What is asked: Sort through the data and copy the lines holding the word "edit".

----- Data for processing -----

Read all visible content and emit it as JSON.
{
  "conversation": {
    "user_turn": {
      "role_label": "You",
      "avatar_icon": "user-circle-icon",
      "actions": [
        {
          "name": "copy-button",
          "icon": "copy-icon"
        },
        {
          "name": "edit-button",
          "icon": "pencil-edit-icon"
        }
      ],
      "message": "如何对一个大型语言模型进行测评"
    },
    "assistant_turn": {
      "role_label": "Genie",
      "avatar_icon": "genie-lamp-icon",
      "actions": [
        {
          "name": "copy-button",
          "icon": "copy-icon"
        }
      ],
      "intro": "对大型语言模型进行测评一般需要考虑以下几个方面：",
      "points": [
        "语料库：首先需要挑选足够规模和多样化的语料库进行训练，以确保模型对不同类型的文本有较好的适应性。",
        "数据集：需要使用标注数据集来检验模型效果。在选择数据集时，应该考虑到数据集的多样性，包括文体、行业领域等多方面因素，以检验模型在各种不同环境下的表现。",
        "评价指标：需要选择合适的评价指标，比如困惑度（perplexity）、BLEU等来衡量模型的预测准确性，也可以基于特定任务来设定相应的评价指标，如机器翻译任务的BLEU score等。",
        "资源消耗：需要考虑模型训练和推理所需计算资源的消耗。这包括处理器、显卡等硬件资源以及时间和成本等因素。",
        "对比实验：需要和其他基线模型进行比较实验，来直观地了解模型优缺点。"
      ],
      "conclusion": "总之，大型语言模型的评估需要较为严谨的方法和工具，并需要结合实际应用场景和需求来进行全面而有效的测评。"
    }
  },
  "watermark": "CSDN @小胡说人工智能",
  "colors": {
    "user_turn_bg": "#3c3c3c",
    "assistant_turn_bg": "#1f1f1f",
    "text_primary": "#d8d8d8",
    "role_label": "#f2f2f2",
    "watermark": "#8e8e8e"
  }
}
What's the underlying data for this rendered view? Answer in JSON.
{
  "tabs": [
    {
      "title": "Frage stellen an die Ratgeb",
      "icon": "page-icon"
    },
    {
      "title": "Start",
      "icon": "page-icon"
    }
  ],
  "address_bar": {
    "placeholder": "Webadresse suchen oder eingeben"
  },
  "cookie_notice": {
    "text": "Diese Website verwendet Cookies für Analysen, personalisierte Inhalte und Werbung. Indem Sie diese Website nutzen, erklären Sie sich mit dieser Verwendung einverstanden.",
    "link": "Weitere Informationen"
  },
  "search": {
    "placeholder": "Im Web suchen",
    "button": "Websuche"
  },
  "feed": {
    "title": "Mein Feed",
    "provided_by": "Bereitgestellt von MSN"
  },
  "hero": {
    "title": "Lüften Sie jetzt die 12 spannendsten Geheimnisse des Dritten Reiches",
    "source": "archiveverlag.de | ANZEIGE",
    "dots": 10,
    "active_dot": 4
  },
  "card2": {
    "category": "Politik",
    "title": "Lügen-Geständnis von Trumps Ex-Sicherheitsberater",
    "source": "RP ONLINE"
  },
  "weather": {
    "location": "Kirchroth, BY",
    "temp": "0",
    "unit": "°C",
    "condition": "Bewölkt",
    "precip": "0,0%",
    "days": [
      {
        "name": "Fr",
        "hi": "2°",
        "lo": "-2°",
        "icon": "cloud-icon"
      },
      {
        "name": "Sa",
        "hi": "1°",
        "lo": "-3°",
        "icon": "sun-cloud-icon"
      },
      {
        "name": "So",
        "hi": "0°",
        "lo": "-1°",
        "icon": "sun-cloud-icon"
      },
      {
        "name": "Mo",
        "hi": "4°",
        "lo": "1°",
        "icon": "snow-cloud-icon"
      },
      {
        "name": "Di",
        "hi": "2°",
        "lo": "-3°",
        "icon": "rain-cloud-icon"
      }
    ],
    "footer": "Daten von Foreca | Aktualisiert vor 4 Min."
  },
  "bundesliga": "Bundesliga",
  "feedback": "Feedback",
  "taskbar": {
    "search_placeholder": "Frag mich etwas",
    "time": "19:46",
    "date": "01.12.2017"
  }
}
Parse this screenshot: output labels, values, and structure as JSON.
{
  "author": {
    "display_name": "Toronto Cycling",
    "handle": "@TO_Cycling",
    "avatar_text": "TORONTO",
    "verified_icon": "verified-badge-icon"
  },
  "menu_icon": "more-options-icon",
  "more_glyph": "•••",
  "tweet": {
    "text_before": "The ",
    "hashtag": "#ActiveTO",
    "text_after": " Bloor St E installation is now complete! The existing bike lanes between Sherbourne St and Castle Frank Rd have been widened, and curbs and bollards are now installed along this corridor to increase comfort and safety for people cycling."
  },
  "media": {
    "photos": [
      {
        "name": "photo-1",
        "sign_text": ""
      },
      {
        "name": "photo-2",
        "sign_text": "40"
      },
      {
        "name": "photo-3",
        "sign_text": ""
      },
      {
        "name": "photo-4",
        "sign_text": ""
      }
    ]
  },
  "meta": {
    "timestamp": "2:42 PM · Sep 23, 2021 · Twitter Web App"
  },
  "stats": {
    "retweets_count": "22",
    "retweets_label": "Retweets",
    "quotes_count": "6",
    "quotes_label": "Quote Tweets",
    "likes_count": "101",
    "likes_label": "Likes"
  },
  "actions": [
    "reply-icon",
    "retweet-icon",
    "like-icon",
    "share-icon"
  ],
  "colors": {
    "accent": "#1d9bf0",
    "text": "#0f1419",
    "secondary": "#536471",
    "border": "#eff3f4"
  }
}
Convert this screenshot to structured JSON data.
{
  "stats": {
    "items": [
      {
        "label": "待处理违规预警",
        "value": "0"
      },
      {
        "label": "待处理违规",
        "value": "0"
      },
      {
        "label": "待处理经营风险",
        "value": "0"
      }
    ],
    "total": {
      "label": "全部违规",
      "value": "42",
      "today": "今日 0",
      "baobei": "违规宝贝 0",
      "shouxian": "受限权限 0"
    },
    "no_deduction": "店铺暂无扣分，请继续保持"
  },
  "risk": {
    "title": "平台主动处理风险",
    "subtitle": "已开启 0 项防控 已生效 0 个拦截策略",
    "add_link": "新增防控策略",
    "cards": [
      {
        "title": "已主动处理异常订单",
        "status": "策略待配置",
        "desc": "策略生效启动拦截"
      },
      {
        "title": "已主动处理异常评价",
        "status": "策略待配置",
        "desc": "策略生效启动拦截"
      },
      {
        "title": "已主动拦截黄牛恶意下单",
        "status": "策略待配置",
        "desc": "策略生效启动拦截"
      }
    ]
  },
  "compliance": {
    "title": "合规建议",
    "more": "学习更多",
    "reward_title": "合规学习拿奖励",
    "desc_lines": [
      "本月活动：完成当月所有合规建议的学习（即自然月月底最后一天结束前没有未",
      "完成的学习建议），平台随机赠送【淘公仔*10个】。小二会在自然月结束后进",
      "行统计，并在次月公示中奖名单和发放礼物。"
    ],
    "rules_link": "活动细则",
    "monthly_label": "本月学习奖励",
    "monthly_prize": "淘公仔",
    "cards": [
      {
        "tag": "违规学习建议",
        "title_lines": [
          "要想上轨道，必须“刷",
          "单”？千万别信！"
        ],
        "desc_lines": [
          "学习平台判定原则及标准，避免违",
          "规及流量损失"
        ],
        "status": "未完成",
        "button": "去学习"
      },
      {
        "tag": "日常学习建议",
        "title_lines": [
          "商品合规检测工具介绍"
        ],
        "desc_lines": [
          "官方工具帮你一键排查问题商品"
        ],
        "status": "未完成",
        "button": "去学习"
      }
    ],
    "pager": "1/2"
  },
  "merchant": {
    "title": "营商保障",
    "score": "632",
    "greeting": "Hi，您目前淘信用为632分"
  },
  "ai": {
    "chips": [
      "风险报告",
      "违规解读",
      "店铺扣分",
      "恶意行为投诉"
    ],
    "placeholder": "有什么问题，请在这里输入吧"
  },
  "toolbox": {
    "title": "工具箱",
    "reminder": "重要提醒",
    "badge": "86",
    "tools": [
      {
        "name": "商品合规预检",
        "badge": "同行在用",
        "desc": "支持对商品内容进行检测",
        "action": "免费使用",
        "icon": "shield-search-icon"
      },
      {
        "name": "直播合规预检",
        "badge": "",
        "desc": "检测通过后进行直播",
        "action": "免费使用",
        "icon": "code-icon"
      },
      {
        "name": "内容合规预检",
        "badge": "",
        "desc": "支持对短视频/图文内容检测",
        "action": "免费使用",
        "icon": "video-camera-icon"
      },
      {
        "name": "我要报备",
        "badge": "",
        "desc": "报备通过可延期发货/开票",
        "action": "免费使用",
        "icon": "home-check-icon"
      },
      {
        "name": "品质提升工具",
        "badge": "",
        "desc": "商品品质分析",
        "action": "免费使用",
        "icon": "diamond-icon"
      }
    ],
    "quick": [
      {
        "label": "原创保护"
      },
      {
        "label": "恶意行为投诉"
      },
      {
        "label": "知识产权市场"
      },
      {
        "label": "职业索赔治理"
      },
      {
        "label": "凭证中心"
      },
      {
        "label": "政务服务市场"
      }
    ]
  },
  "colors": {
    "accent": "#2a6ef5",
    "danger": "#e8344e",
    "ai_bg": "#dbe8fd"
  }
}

-----

Finished task:
          "name": "edit-button",
          "icon": "pencil-edit-icon"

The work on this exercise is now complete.